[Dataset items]
>> Begin

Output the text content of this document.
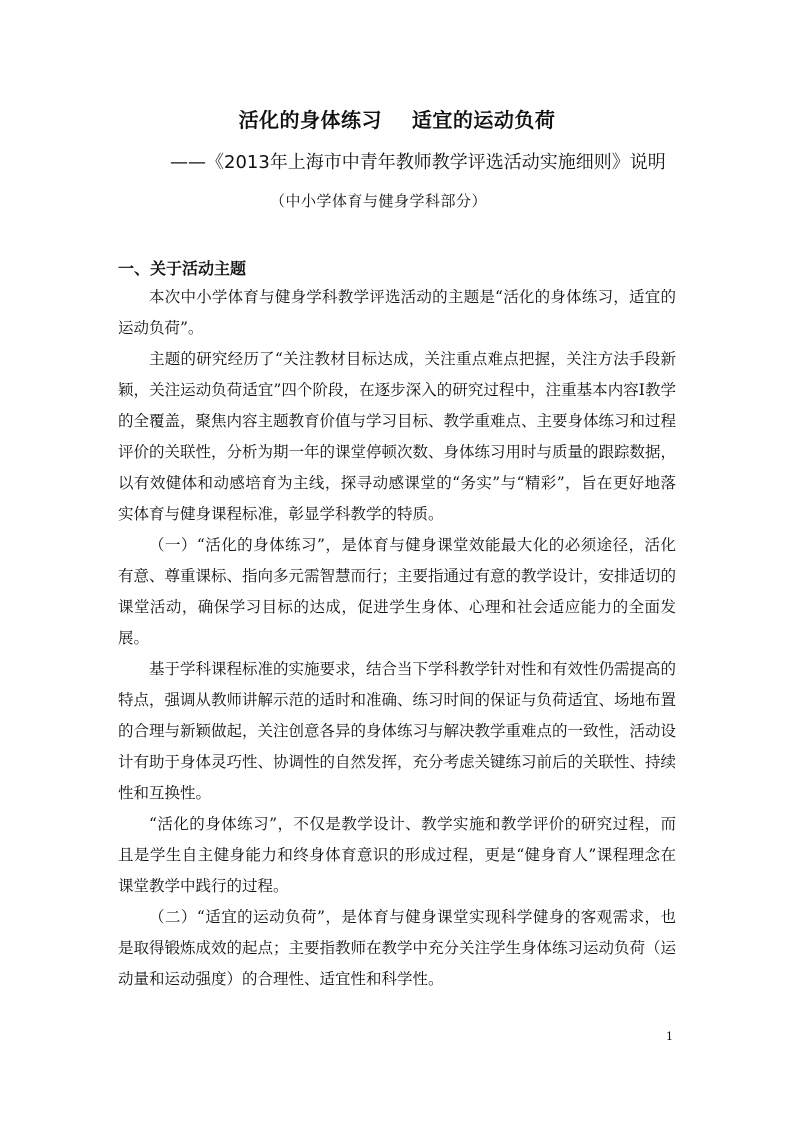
活化的身体练习    适宜的运动负荷
——《2013年上海市中青年教师教学评选活动实施细则》说明
（中小学体育与健身学科部分）
一、关于活动主题

本次中小学体育与健身学科教学评选活动的主题是“活化的身体练习，适宜的运动负荷”。

主题的研究经历了“关注教材目标达成，关注重点难点把握，关注方法手段新颖，关注运动负荷适宜”四个阶段，在逐步深入的研究过程中，注重基本内容Ⅰ教学的全覆盖，聚焦内容主题教育价值与学习目标、教学重难点、主要身体练习和过程评价的关联性，分析为期一年的课堂停顿次数、身体练习用时与质量的跟踪数据，以有效健体和动感培育为主线，探寻动感课堂的“务实”与“精彩”，旨在更好地落实体育与健身课程标准，彰显学科教学的特质。

（一）“活化的身体练习”，是体育与健身课堂效能最大化的必须途径，活化有意、尊重课标、指向多元需智慧而行；主要指通过有意的教学设计，安排适切的课堂活动，确保学习目标的达成，促进学生身体、心理和社会适应能力的全面发展。

基于学科课程标准的实施要求，结合当下学科教学针对性和有效性仍需提高的特点，强调从教师讲解示范的适时和准确、练习时间的保证与负荷适宜、场地布置的合理与新颖做起，关注创意各异的身体练习与解决教学重难点的一致性，活动设计有助于身体灵巧性、协调性的自然发挥，充分考虑关键练习前后的关联性、持续性和互换性。

“活化的身体练习”，不仅是教学设计、教学实施和教学评价的研究过程，而且是学生自主健身能力和终身体育意识的形成过程，更是“健身育人”课程理念在课堂教学中践行的过程。

（二）“适宜的运动负荷”，是体育与健身课堂实现科学健身的客观需求，也是取得锻炼成效的起点；主要指教师在教学中充分关注学生身体练习运动负荷（运动量和运动强度）的合理性、适宜性和科学性。

1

>> End

# [WORK TO BE COMPLETED]
Give the data above again in full and unchanged, skipping the pictures.

# [FINAL ANSWER]
Output the text content of this document.
活化的身体练习    适宜的运动负荷
——《2013年上海市中青年教师教学评选活动实施细则》说明
（中小学体育与健身学科部分）
一、关于活动主题

本次中小学体育与健身学科教学评选活动的主题是“活化的身体练习，适宜的运动负荷”。

主题的研究经历了“关注教材目标达成，关注重点难点把握，关注方法手段新颖，关注运动负荷适宜”四个阶段，在逐步深入的研究过程中，注重基本内容Ⅰ教学的全覆盖，聚焦内容主题教育价值与学习目标、教学重难点、主要身体练习和过程评价的关联性，分析为期一年的课堂停顿次数、身体练习用时与质量的跟踪数据，以有效健体和动感培育为主线，探寻动感课堂的“务实”与“精彩”，旨在更好地落实体育与健身课程标准，彰显学科教学的特质。

（一）“活化的身体练习”，是体育与健身课堂效能最大化的必须途径，活化有意、尊重课标、指向多元需智慧而行；主要指通过有意的教学设计，安排适切的课堂活动，确保学习目标的达成，促进学生身体、心理和社会适应能力的全面发展。

基于学科课程标准的实施要求，结合当下学科教学针对性和有效性仍需提高的特点，强调从教师讲解示范的适时和准确、练习时间的保证与负荷适宜、场地布置的合理与新颖做起，关注创意各异的身体练习与解决教学重难点的一致性，活动设计有助于身体灵巧性、协调性的自然发挥，充分考虑关键练习前后的关联性、持续性和互换性。

“活化的身体练习”，不仅是教学设计、教学实施和教学评价的研究过程，而且是学生自主健身能力和终身体育意识的形成过程，更是“健身育人”课程理念在课堂教学中践行的过程。

（二）“适宜的运动负荷”，是体育与健身课堂实现科学健身的客观需求，也是取得锻炼成效的起点；主要指教师在教学中充分关注学生身体练习运动负荷（运动量和运动强度）的合理性、适宜性和科学性。

1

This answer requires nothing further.